(Text block)
On the Modern Silk Road, Discover the Colors and Characters of Uzbekistan

Writer Anya von Bremzen reveals why now is the time to experience the Central Asian country’s ancient flavors and traditions.

On the Modern Silk Road, Discover the Colors and Characters of Uzbekistan

Plates of fruit set out for a ceremonial meal in Bukhara

Photo by Rena Effendi

It was when the blue bowl fell and broke that a desire to revisit Uzbekistan swept over me in a sudden tremor of remembered colors and patterns.

The bowl, made from fragile, salty clay by the masters of Khorezm, a historic pottery center in western Uzbekistan, sported an intricate, pale azure design I could gaze at forever. It was my trophy from a trip I had made in 1990 to Uzbekistan, the history-saturated crossroads of the Silk Road.

The trip was an act of homage. My beloved paternal grandmother, Alla, was born in 1917 in the fertile Fergana Valley east of Tashkent, Uzbekistan’s capital. She was raised there by her grandmother, Anna, a prominent Bolshevik women’s rights activist. In the 1930s, Anna was transferred to a political job in Moscow, and later, like many Bolshevik activists, she ended up in a gulag. Alla never talked about Anna—except on those special occasions when she got very drunk and made great fragrant mounds of plov, the carrot-strewn Uzbek lamb pilaf.
(End Text block)
What you will do:
Reproduce the whole Uzbekistan article word for word. The entries after this point come from a different source than the Uzbekistan article.
(Data to examine)
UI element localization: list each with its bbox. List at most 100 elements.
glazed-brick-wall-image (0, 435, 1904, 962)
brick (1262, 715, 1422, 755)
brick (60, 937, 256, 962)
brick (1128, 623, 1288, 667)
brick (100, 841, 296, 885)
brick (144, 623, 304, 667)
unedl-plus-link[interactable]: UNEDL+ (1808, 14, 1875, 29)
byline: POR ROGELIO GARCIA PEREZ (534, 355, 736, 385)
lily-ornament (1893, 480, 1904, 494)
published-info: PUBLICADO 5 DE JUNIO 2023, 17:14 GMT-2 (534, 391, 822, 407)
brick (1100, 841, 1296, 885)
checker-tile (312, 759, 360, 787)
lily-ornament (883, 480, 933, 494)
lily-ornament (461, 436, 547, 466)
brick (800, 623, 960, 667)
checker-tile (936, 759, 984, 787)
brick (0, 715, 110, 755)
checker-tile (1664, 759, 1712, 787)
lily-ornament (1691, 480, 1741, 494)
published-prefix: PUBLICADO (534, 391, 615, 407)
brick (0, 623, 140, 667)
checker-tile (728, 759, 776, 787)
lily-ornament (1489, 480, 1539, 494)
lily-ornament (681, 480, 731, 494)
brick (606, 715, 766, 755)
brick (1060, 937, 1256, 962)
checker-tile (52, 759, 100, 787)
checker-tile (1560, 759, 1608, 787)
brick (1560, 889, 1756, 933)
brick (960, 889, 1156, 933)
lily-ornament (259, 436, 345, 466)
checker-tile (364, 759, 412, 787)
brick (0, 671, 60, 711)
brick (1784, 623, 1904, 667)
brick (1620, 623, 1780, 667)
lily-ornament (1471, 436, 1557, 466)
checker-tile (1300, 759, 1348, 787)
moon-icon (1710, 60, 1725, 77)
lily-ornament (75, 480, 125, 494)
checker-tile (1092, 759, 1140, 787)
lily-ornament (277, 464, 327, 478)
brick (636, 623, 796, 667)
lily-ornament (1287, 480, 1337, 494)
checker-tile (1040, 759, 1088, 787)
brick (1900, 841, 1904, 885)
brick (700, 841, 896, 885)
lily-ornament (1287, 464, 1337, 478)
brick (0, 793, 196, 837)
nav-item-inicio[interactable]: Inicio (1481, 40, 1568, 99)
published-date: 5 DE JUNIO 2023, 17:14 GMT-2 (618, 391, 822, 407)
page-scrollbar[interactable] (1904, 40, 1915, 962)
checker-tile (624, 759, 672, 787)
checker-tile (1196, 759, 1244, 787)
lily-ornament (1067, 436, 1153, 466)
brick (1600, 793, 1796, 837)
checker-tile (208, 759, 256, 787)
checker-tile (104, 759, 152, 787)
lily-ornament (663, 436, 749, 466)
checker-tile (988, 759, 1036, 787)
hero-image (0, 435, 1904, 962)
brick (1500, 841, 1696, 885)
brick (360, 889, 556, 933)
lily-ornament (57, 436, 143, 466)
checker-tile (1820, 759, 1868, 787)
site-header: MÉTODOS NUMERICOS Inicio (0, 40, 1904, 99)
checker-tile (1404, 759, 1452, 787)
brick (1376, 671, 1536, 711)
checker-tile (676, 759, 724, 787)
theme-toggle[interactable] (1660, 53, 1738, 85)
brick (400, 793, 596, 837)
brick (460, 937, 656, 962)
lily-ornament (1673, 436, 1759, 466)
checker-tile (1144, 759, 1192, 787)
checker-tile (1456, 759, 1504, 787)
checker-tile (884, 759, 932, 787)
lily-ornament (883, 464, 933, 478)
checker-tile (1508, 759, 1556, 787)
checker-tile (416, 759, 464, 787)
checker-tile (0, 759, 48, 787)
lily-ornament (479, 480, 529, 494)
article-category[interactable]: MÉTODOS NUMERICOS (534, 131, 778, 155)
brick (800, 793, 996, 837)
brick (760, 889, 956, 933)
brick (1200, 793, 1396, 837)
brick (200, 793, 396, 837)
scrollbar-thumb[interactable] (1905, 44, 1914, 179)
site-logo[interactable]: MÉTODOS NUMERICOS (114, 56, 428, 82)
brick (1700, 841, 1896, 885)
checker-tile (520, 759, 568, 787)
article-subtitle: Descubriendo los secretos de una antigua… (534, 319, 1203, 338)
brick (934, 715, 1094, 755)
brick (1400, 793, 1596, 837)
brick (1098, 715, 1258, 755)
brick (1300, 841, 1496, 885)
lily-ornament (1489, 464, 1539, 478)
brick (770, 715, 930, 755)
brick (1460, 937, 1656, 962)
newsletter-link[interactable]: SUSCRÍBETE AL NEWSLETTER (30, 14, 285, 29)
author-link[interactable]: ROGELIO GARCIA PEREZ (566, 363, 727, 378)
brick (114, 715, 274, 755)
(End Data to examine)
Output of the exercise:
On the Modern Silk Road, Discover the Colors and Characters of Uzbekistan

Writer Anya von Bremzen reveals why now is the time to experience the Central Asian country’s ancient flavors and traditions.

On the Modern Silk Road, Discover the Colors and Characters of Uzbekistan

Plates of fruit set out for a ceremonial meal in Bukhara

Photo by Rena Effendi

It was when the blue bowl fell and broke that a desire to revisit Uzbekistan swept over me in a sudden tremor of remembered colors and patterns.

The bowl, made from fragile, salty clay by the masters of Khorezm, a historic pottery center in western Uzbekistan, sported an intricate, pale azure design I could gaze at forever. It was my trophy from a trip I had made in 1990 to Uzbekistan, the history-saturated crossroads of the Silk Road.

The trip was an act of homage. My beloved paternal grandmother, Alla, was born in 1917 in the fertile Fergana Valley east of Tashkent, Uzbekistan’s capital. She was raised there by her grandmother, Anna, a prominent Bolshevik women’s rights activist. In the 1930s, Anna was transferred to a political job in Moscow, and later, like many Bolshevik activists, she ended up in a gulag. Alla never talked about Anna—except on those special occasions when she got very drunk and made great fragrant mounds of plov, the carrot-strewn Uzbek lamb pilaf.